What to do: Without the pictures, copy all the entries below exactly.

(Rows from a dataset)
·····

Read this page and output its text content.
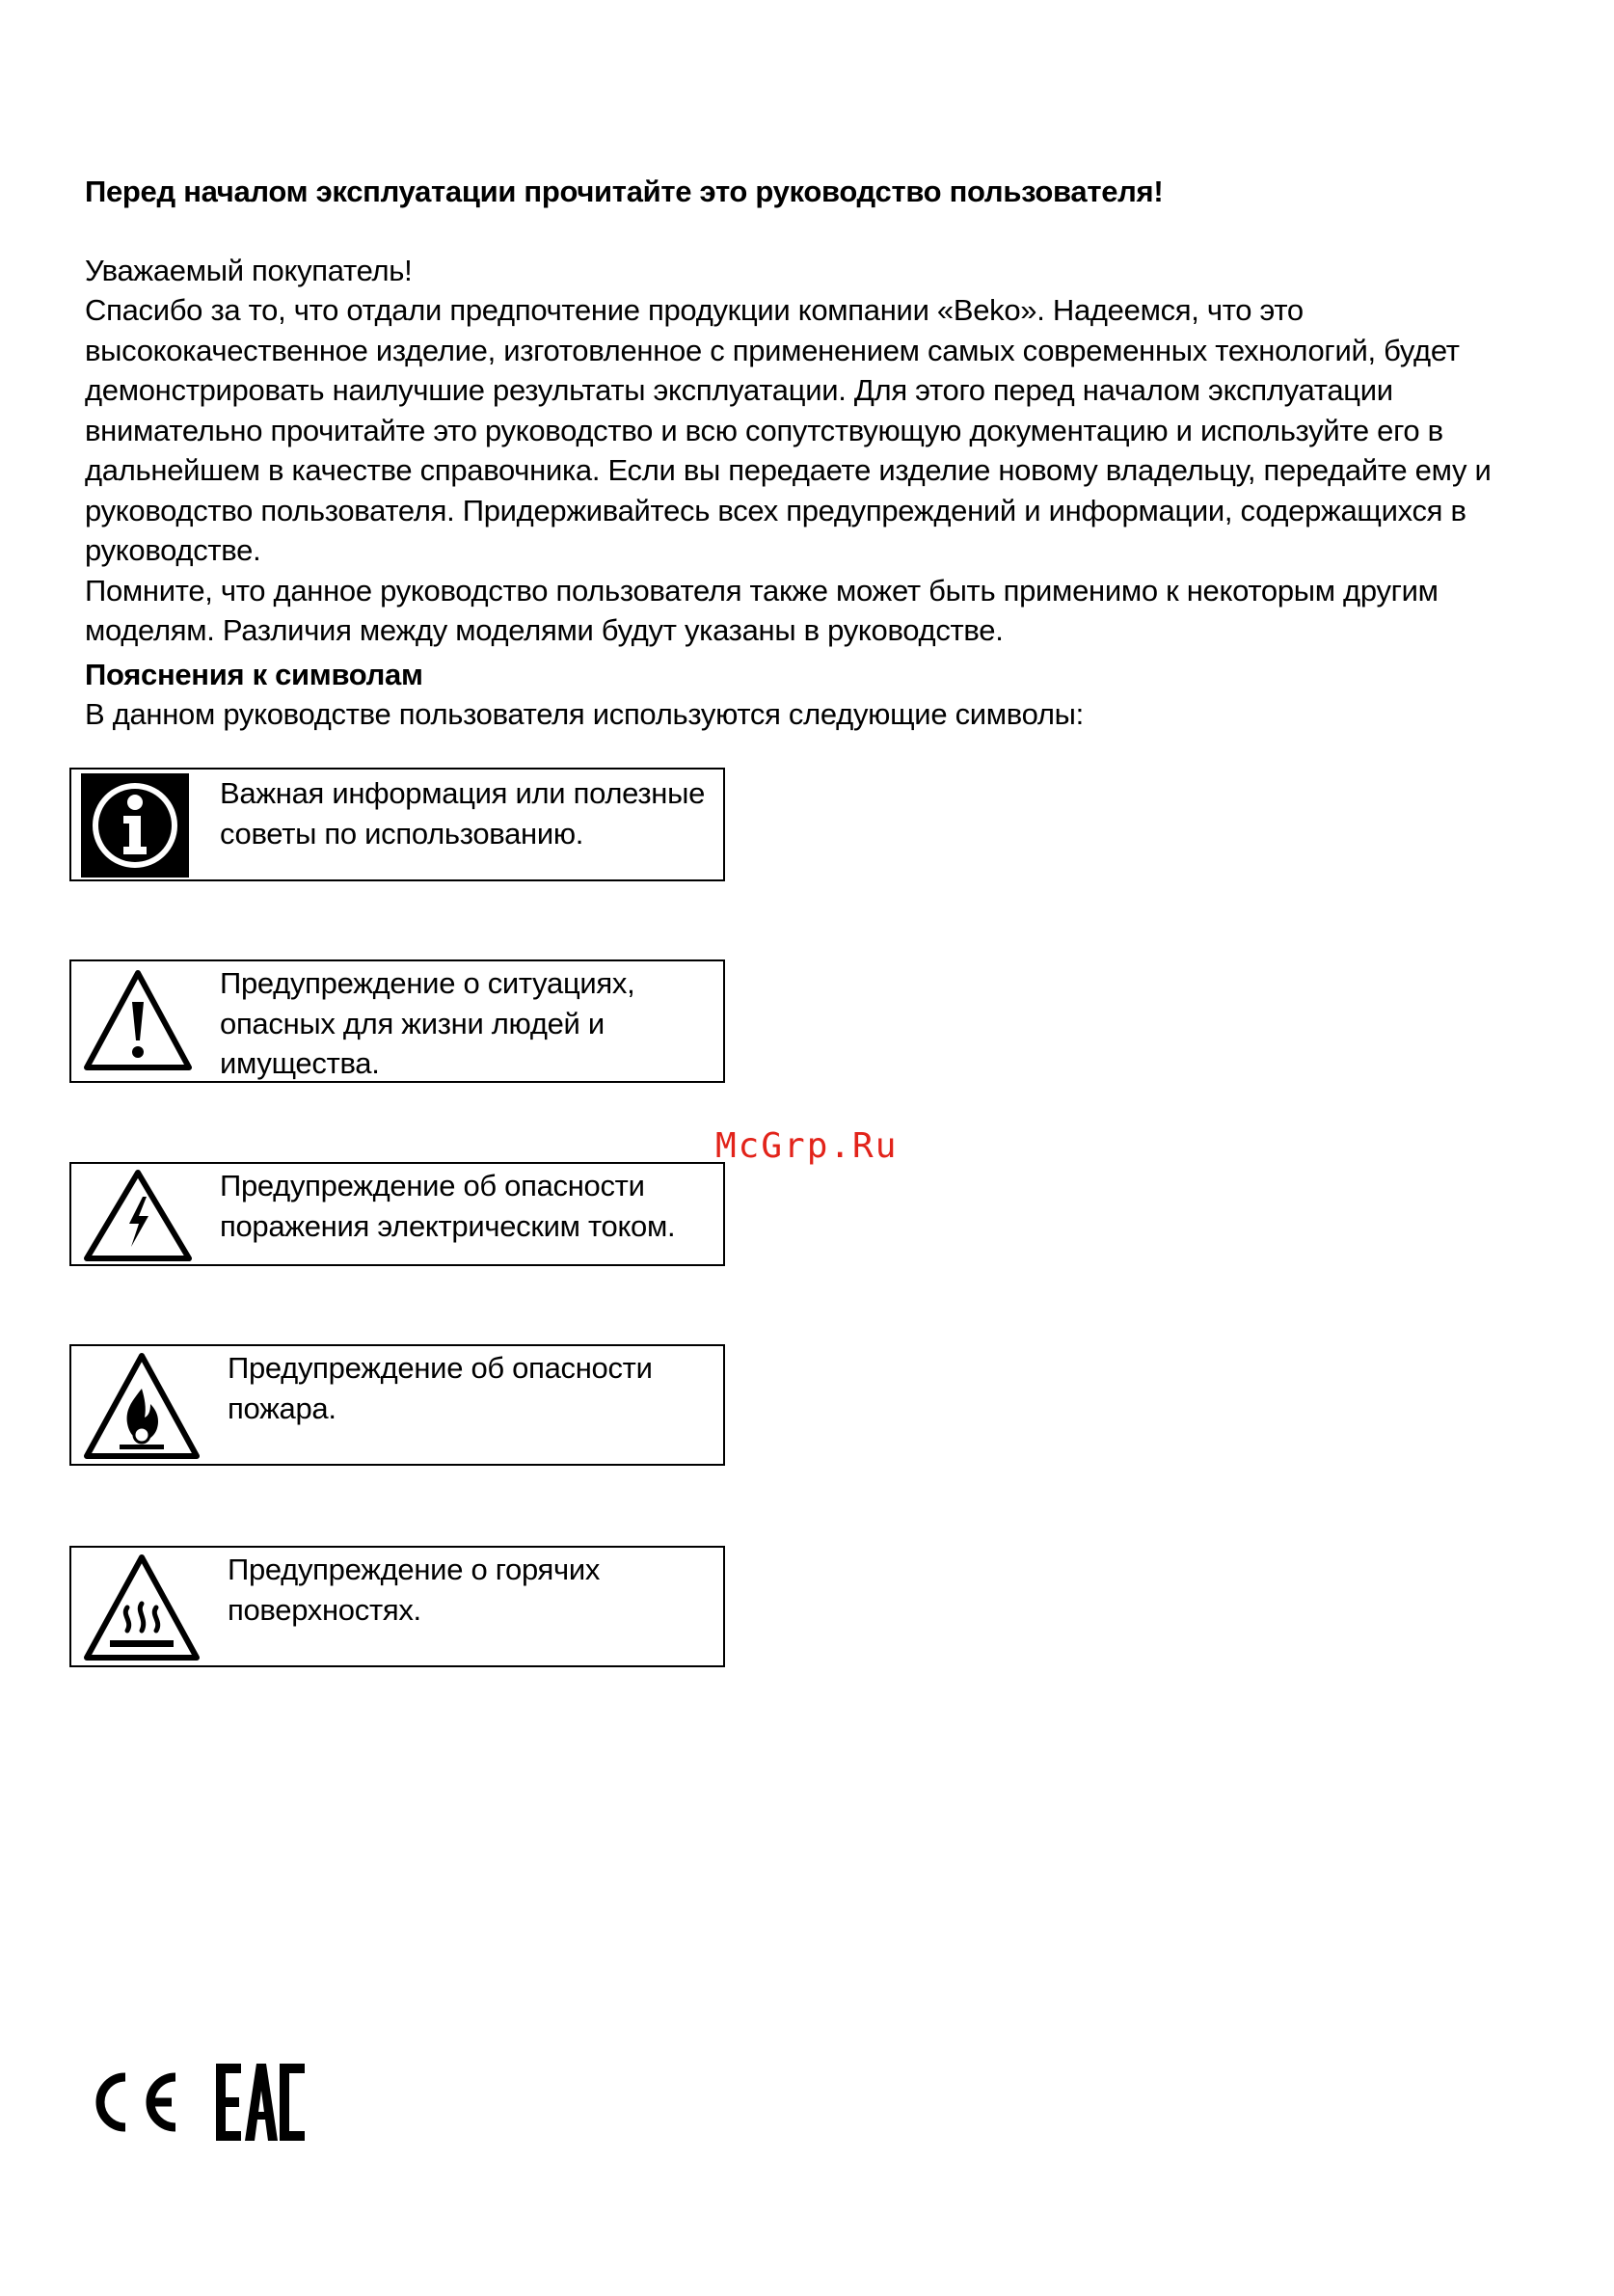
Перед началом эксплуатации прочитайте это руководство пользователя!

Уважаемый покупатель!

Спасибо за то, что отдали предпочтение продукции компании «Beko». Надеемся, что это высококачественное изделие, изготовленное с применением самых современных технологий, будет демонстрировать наилучшие результаты эксплуатации. Для этого перед началом эксплуатации внимательно прочитайте это руководство и всю сопутствующую документацию и используйте его в дальнейшем в качестве справочника. Если вы передаете изделие новому владельцу, передайте ему и руководство пользователя. Придерживайтесь всех предупреждений и информации, содержащихся в руководстве.

Помните, что данное руководство пользователя также может быть применимо к некоторым другим моделям. Различия между моделями будут указаны в руководстве.

Пояснения к символам

В данном руководстве пользователя используются следующие символы:

Важная информация или полезные
советы по использованию.
Предупреждение о ситуациях,
опасных для жизни людей и
имущества.
Предупреждение об опасности
поражения электрическим током.
Предупреждение об опасности
пожара.
Предупреждение о горячих
поверхностях.
McGrp.Ru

·····

Solution for this problem:
Read this page and output its text content.
Перед началом эксплуатации прочитайте это руководство пользователя!

Уважаемый покупатель!

Спасибо за то, что отдали предпочтение продукции компании «Beko». Надеемся, что это высококачественное изделие, изготовленное с применением самых современных технологий, будет демонстрировать наилучшие результаты эксплуатации. Для этого перед началом эксплуатации внимательно прочитайте это руководство и всю сопутствующую документацию и используйте его в дальнейшем в качестве справочника. Если вы передаете изделие новому владельцу, передайте ему и руководство пользователя. Придерживайтесь всех предупреждений и информации, содержащихся в руководстве.

Помните, что данное руководство пользователя также может быть применимо к некоторым другим моделям. Различия между моделями будут указаны в руководстве.

Пояснения к символам

В данном руководстве пользователя используются следующие символы:

Важная информация или полезные
советы по использованию.
Предупреждение о ситуациях,
опасных для жизни людей и
имущества.
Предупреждение об опасности
поражения электрическим током.
Предупреждение об опасности
пожара.
Предупреждение о горячих
поверхностях.
McGrp.Ru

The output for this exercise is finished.